▶ _AIM_: Your task is to give the listing below back word for word, pictures excluded.

-----

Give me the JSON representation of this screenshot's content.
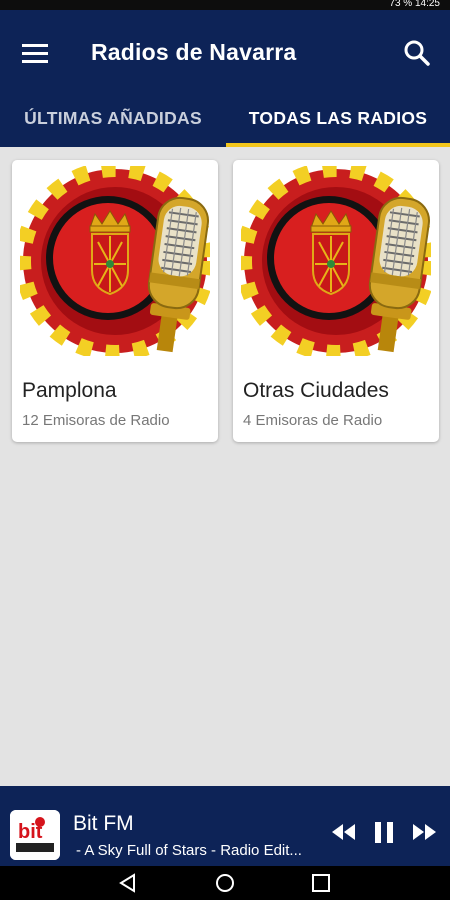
{
  "status_bar": {
    "text": "73 %  14:25"
  },
  "app_bar": {
    "title": "Radios de Navarra"
  },
  "tabs": [
    {
      "label": "ÚLTIMAS AÑADIDAS"
    },
    {
      "label": "TODAS LAS RADIOS"
    }
  ],
  "cards": [
    {
      "title": "Pamplona",
      "subtitle": "12 Emisoras de Radio"
    },
    {
      "title": "Otras Ciudades",
      "subtitle": "4 Emisoras de Radio"
    }
  ],
  "player": {
    "station": "Bit FM",
    "track": " - A Sky Full of Stars - Radio Edit..."
  },
  "icons": {
    "menu": "menu-icon",
    "search": "search-icon",
    "rewind": "rewind-icon",
    "pause": "pause-icon",
    "fast_forward": "fast-forward-icon",
    "nav_back": "back-icon",
    "nav_home": "home-icon",
    "nav_recents": "recents-icon"
  },
  "colors": {
    "primary": "#0d2357",
    "accent": "#f2c51b",
    "background": "#e3e3e3"
  }
}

-----

▶ _FINAL ANSWER_:
Give me the JSON representation of this screenshot's content.
{
  "status_bar": {
    "text": "73 %  14:25"
  },
  "app_bar": {
    "title": "Radios de Navarra"
  },
  "tabs": [
    {
      "label": "ÚLTIMAS AÑADIDAS"
    },
    {
      "label": "TODAS LAS RADIOS"
    }
  ],
  "cards": [
    {
      "title": "Pamplona",
      "subtitle": "12 Emisoras de Radio"
    },
    {
      "title": "Otras Ciudades",
      "subtitle": "4 Emisoras de Radio"
    }
  ],
  "player": {
    "station": "Bit FM",
    "track": " - A Sky Full of Stars - Radio Edit..."
  },
  "icons": {
    "menu": "menu-icon",
    "search": "search-icon",
    "rewind": "rewind-icon",
    "pause": "pause-icon",
    "fast_forward": "fast-forward-icon",
    "nav_back": "back-icon",
    "nav_home": "home-icon",
    "nav_recents": "recents-icon"
  },
  "colors": {
    "primary": "#0d2357",
    "accent": "#f2c51b",
    "background": "#e3e3e3"
  }
}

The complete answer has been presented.